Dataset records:
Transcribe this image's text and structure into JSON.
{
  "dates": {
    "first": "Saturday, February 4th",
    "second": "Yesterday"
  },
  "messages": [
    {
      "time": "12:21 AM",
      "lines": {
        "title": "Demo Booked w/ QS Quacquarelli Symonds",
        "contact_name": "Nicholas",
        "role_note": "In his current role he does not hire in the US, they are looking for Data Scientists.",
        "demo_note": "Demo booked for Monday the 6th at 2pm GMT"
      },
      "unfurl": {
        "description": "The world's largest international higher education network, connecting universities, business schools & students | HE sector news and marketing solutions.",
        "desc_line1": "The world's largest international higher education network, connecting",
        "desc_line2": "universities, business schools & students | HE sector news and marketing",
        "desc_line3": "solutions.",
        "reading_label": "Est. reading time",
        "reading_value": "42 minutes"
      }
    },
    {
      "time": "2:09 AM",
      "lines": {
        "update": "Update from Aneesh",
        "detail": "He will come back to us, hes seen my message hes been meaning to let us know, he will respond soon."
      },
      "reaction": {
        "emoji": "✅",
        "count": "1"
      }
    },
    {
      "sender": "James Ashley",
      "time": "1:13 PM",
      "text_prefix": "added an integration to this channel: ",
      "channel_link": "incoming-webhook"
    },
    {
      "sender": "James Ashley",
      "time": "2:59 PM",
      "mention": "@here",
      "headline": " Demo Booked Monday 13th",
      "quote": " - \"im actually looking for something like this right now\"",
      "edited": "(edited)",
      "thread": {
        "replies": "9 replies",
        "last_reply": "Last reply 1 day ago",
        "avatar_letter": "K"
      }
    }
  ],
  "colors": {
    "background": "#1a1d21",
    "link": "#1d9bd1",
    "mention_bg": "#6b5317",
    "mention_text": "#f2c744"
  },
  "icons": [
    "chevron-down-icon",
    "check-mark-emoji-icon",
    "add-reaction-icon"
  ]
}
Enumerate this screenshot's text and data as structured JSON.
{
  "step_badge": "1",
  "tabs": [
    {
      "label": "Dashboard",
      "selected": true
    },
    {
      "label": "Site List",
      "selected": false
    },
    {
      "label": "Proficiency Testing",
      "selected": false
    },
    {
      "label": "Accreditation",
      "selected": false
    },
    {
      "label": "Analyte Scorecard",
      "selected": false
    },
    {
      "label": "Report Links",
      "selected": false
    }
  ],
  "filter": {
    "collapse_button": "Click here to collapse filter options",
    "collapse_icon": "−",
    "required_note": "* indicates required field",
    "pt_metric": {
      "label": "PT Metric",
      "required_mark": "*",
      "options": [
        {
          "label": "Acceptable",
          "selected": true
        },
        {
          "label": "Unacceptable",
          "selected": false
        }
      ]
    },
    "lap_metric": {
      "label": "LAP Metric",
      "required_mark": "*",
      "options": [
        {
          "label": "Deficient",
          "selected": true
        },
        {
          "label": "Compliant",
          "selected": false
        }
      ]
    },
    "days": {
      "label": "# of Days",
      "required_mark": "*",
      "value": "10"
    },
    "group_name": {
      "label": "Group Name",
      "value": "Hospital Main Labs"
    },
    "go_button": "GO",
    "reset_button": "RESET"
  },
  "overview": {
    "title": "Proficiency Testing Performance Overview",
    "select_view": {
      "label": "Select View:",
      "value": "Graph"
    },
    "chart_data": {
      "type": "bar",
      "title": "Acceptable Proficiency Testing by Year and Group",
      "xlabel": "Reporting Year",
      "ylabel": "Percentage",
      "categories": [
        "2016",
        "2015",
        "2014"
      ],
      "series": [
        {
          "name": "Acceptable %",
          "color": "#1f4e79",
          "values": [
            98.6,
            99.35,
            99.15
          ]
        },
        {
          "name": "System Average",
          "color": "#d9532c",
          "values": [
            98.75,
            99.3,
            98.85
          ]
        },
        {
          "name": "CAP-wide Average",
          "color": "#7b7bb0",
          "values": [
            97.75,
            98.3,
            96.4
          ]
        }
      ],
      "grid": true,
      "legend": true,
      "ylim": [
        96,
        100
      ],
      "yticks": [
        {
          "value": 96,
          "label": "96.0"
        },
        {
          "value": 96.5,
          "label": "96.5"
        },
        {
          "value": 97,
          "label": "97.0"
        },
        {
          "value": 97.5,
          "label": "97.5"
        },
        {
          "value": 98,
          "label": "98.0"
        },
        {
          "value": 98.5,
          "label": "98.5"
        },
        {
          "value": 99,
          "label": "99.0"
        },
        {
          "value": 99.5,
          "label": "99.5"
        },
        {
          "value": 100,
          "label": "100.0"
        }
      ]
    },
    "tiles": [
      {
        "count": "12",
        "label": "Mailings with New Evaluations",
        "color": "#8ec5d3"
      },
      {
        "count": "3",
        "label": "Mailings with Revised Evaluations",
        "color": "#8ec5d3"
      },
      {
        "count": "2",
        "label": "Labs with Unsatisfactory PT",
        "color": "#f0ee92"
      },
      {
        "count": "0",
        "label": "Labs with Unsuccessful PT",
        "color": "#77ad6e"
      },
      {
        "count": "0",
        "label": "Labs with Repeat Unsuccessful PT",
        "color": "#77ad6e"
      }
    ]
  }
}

Challenge: Pull every line containing "true" out of the records.

Finished exercise:
      "selected": true
          "selected": true
          "selected": true
      "grid": true,
      "legend": true,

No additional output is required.